*** Source material

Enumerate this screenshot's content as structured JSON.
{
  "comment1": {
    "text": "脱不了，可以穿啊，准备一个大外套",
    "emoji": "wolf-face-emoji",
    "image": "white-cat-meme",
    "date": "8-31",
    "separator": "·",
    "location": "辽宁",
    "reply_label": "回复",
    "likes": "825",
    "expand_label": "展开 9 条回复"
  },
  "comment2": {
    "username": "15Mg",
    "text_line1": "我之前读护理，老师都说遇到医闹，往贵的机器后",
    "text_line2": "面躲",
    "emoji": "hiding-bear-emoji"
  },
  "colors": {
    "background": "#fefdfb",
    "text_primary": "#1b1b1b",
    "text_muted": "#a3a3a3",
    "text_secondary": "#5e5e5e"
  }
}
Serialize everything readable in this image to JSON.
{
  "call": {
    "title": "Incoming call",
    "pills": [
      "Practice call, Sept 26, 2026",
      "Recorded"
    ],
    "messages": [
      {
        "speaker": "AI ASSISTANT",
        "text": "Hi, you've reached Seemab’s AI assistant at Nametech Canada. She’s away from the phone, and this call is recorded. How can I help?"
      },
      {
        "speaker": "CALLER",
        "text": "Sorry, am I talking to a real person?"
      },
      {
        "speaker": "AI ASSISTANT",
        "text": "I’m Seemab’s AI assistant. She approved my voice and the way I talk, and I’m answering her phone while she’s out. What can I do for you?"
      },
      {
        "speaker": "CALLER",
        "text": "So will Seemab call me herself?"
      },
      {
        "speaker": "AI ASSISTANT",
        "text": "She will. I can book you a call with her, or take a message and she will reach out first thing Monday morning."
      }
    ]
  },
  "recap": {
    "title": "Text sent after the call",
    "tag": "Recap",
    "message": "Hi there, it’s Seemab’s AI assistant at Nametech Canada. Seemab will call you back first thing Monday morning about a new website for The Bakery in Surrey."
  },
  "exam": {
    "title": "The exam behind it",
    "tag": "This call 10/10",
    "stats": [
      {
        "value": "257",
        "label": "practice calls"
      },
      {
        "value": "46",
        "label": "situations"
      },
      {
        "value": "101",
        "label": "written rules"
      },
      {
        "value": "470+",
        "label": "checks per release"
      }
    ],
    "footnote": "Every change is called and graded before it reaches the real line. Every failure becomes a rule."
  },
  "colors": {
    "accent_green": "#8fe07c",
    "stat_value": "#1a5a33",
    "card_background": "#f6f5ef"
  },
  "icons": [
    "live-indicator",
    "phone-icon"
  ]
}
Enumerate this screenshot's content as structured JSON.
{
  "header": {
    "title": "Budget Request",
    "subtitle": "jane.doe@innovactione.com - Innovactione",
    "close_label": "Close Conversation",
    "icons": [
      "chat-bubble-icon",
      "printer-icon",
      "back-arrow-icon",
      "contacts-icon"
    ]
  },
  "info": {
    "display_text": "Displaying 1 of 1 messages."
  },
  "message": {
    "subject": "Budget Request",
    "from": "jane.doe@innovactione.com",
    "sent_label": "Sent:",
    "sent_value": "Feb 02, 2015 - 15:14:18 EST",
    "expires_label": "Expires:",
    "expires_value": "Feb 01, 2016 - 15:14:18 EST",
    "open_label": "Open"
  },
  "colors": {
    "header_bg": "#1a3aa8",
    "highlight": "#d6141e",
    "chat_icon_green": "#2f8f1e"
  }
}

******

> Task to complete:
Make an exact copy of the material above.

> Output for this exercise:
Enumerate this screenshot's content as structured JSON.
{
  "comment1": {
    "text": "脱不了，可以穿啊，准备一个大外套",
    "emoji": "wolf-face-emoji",
    "image": "white-cat-meme",
    "date": "8-31",
    "separator": "·",
    "location": "辽宁",
    "reply_label": "回复",
    "likes": "825",
    "expand_label": "展开 9 条回复"
  },
  "comment2": {
    "username": "15Mg",
    "text_line1": "我之前读护理，老师都说遇到医闹，往贵的机器后",
    "text_line2": "面躲",
    "emoji": "hiding-bear-emoji"
  },
  "colors": {
    "background": "#fefdfb",
    "text_primary": "#1b1b1b",
    "text_muted": "#a3a3a3",
    "text_secondary": "#5e5e5e"
  }
}
Serialize everything readable in this image to JSON.
{
  "call": {
    "title": "Incoming call",
    "pills": [
      "Practice call, Sept 26, 2026",
      "Recorded"
    ],
    "messages": [
      {
        "speaker": "AI ASSISTANT",
        "text": "Hi, you've reached Seemab’s AI assistant at Nametech Canada. She’s away from the phone, and this call is recorded. How can I help?"
      },
      {
        "speaker": "CALLER",
        "text": "Sorry, am I talking to a real person?"
      },
      {
        "speaker": "AI ASSISTANT",
        "text": "I’m Seemab’s AI assistant. She approved my voice and the way I talk, and I’m answering her phone while she’s out. What can I do for you?"
      },
      {
        "speaker": "CALLER",
        "text": "So will Seemab call me herself?"
      },
      {
        "speaker": "AI ASSISTANT",
        "text": "She will. I can book you a call with her, or take a message and she will reach out first thing Monday morning."
      }
    ]
  },
  "recap": {
    "title": "Text sent after the call",
    "tag": "Recap",
    "message": "Hi there, it’s Seemab’s AI assistant at Nametech Canada. Seemab will call you back first thing Monday morning about a new website for The Bakery in Surrey."
  },
  "exam": {
    "title": "The exam behind it",
    "tag": "This call 10/10",
    "stats": [
      {
        "value": "257",
        "label": "practice calls"
      },
      {
        "value": "46",
        "label": "situations"
      },
      {
        "value": "101",
        "label": "written rules"
      },
      {
        "value": "470+",
        "label": "checks per release"
      }
    ],
    "footnote": "Every change is called and graded before it reaches the real line. Every failure becomes a rule."
  },
  "colors": {
    "accent_green": "#8fe07c",
    "stat_value": "#1a5a33",
    "card_background": "#f6f5ef"
  },
  "icons": [
    "live-indicator",
    "phone-icon"
  ]
}
Enumerate this screenshot's content as structured JSON.
{
  "header": {
    "title": "Budget Request",
    "subtitle": "jane.doe@innovactione.com - Innovactione",
    "close_label": "Close Conversation",
    "icons": [
      "chat-bubble-icon",
      "printer-icon",
      "back-arrow-icon",
      "contacts-icon"
    ]
  },
  "info": {
    "display_text": "Displaying 1 of 1 messages."
  },
  "message": {
    "subject": "Budget Request",
    "from": "jane.doe@innovactione.com",
    "sent_label": "Sent:",
    "sent_value": "Feb 02, 2015 - 15:14:18 EST",
    "expires_label": "Expires:",
    "expires_value": "Feb 01, 2016 - 15:14:18 EST",
    "open_label": "Open"
  },
  "colors": {
    "header_bg": "#1a3aa8",
    "highlight": "#d6141e",
    "chat_icon_green": "#2f8f1e"
  }
}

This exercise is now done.